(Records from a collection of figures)
+ + + + + + +

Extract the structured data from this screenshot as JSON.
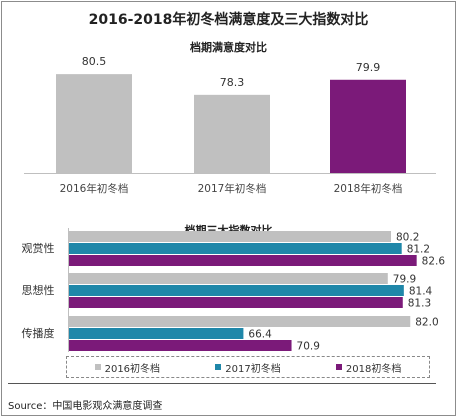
{
  "title": "2016-2018年初冬档满意度及三大指数对比",
  "colors": {
    "s2016": "#c0c0c0",
    "s2017": "#1f87a9",
    "s2018": "#7b1a79"
  },
  "chart_data": [
    {
      "type": "bar",
      "title": "档期满意度对比",
      "categories": [
        "2016年初冬档",
        "2017年初冬档",
        "2018年初冬档"
      ],
      "values": [
        80.5,
        78.3,
        79.9
      ],
      "value_labels": [
        "80.5",
        "78.3",
        "79.9"
      ],
      "colors": [
        "#c0c0c0",
        "#c0c0c0",
        "#7b1a79"
      ],
      "ylim": [
        70,
        82
      ]
    },
    {
      "type": "bar",
      "orientation": "horizontal",
      "title": "档期三大指数对比",
      "categories": [
        "观赏性",
        "思想性",
        "传播度"
      ],
      "series": [
        {
          "name": "2016初冬档",
          "values": [
            80.2,
            79.9,
            82.0
          ],
          "labels": [
            "80.2",
            "79.9",
            "82.0"
          ]
        },
        {
          "name": "2017初冬档",
          "values": [
            81.2,
            81.4,
            66.4
          ],
          "labels": [
            "81.2",
            "81.4",
            "66.4"
          ]
        },
        {
          "name": "2018初冬档",
          "values": [
            82.6,
            81.3,
            70.9
          ],
          "labels": [
            "82.6",
            "81.3",
            "70.9"
          ]
        }
      ],
      "xlim": [
        50,
        84
      ],
      "legend": "bottom"
    }
  ],
  "source": "Source：中国电影观众满意度调查"
}
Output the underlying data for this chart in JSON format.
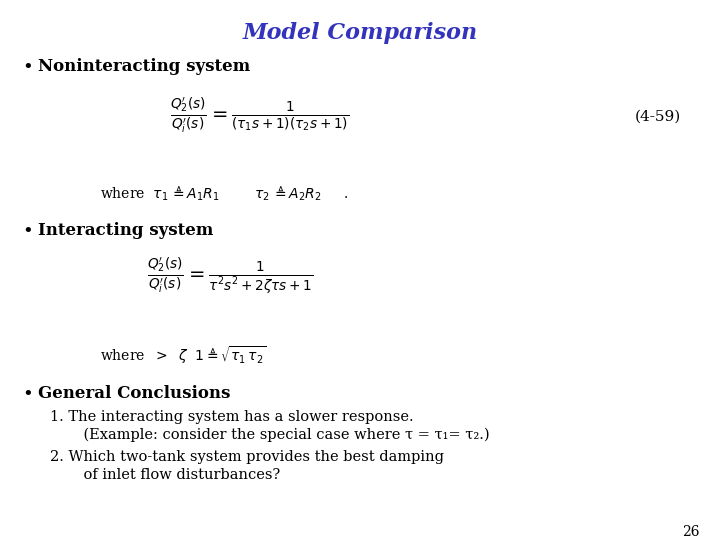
{
  "title": "Model Comparison",
  "title_color": "#3333BB",
  "title_fontsize": 16,
  "background_color": "#FFFFFF",
  "text_color": "#000000",
  "bullet1": "Noninteracting system",
  "eq1_label": "(4-59)",
  "bullet2": "Interacting system",
  "bullet3": "General Conclusions",
  "conclusion1a": "1. The interacting system has a slower response.",
  "conclusion1b": "    (Example: consider the special case where τ = τ₁= τ₂.)",
  "conclusion2a": "2. Which two-tank system provides the best damping",
  "conclusion2b": "    of inlet flow disturbances?",
  "page_number": "26",
  "bullet_fontsize": 12,
  "eq_fontsize": 11,
  "where_fontsize": 10,
  "conclusion_fontsize": 10.5,
  "page_fontsize": 10
}
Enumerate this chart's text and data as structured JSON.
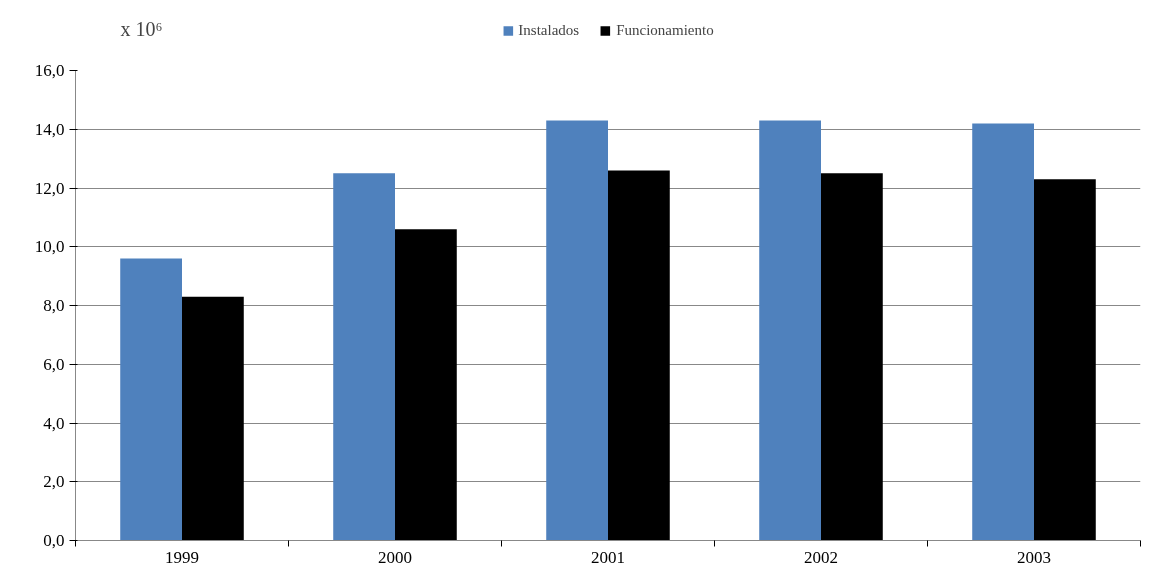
{
  "chart_data": {
    "type": "bar",
    "ylabel": "x 10⁶",
    "categories": [
      "1999",
      "2000",
      "2001",
      "2002",
      "2003"
    ],
    "series": [
      {
        "name": "Instalados",
        "color": "#4f81bd",
        "values": [
          9.6,
          12.5,
          14.3,
          14.3,
          14.2
        ]
      },
      {
        "name": "Funcionamiento",
        "color": "#000000",
        "values": [
          8.3,
          10.6,
          12.6,
          12.5,
          12.3
        ]
      }
    ],
    "ylim": [
      0,
      16
    ],
    "yticks": [
      {
        "value": 0,
        "label": "0,0"
      },
      {
        "value": 2,
        "label": "2,0"
      },
      {
        "value": 4,
        "label": "4,0"
      },
      {
        "value": 6,
        "label": "6,0"
      },
      {
        "value": 8,
        "label": "8,0"
      },
      {
        "value": 10,
        "label": "10,0"
      },
      {
        "value": 12,
        "label": "12,0"
      },
      {
        "value": 14,
        "label": "14,0"
      },
      {
        "value": 16,
        "label": "16,0"
      }
    ],
    "grid": "y",
    "legend": "top"
  }
}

+ + + + + + +

* _What is required_
Every line from the one containing "Output the underlying" through the end of the listing is to be copied exactly; the pictures are not.

* _Answer to the problem_
Output the underlying data for this chart in JSON format.
{
  "title": "Model Comparison",
  "title_color": "#3333BB",
  "title_fontsize": 16,
  "background_color": "#FFFFFF",
  "text_color": "#000000",
  "bullet1": "Noninteracting system",
  "eq1_label": "(4-59)",
  "bullet2": "Interacting system",
  "bullet3": "General Conclusions",
  "conclusion1a": "1. The interacting system has a slower response.",
  "conclusion1b": "    (Example: consider the special case where τ = τ₁= τ₂.)",
  "conclusion2a": "2. Which two-tank system provides the best damping",
  "conclusion2b": "    of inlet flow disturbances?",
  "page_number": "26",
  "bullet_fontsize": 12,
  "eq_fontsize": 11,
  "where_fontsize": 10,
  "conclusion_fontsize": 10.5,
  "page_fontsize": 10
}
Enumerate this chart's text and data as structured JSON.
{
  "chart_data": {
    "type": "bar",
    "ylabel": "x 10⁶",
    "categories": [
      "1999",
      "2000",
      "2001",
      "2002",
      "2003"
    ],
    "series": [
      {
        "name": "Instalados",
        "color": "#4f81bd",
        "values": [
          9.6,
          12.5,
          14.3,
          14.3,
          14.2
        ]
      },
      {
        "name": "Funcionamiento",
        "color": "#000000",
        "values": [
          8.3,
          10.6,
          12.6,
          12.5,
          12.3
        ]
      }
    ],
    "ylim": [
      0,
      16
    ],
    "yticks": [
      {
        "value": 0,
        "label": "0,0"
      },
      {
        "value": 2,
        "label": "2,0"
      },
      {
        "value": 4,
        "label": "4,0"
      },
      {
        "value": 6,
        "label": "6,0"
      },
      {
        "value": 8,
        "label": "8,0"
      },
      {
        "value": 10,
        "label": "10,0"
      },
      {
        "value": 12,
        "label": "12,0"
      },
      {
        "value": 14,
        "label": "14,0"
      },
      {
        "value": 16,
        "label": "16,0"
      }
    ],
    "grid": "y",
    "legend": "top"
  }
}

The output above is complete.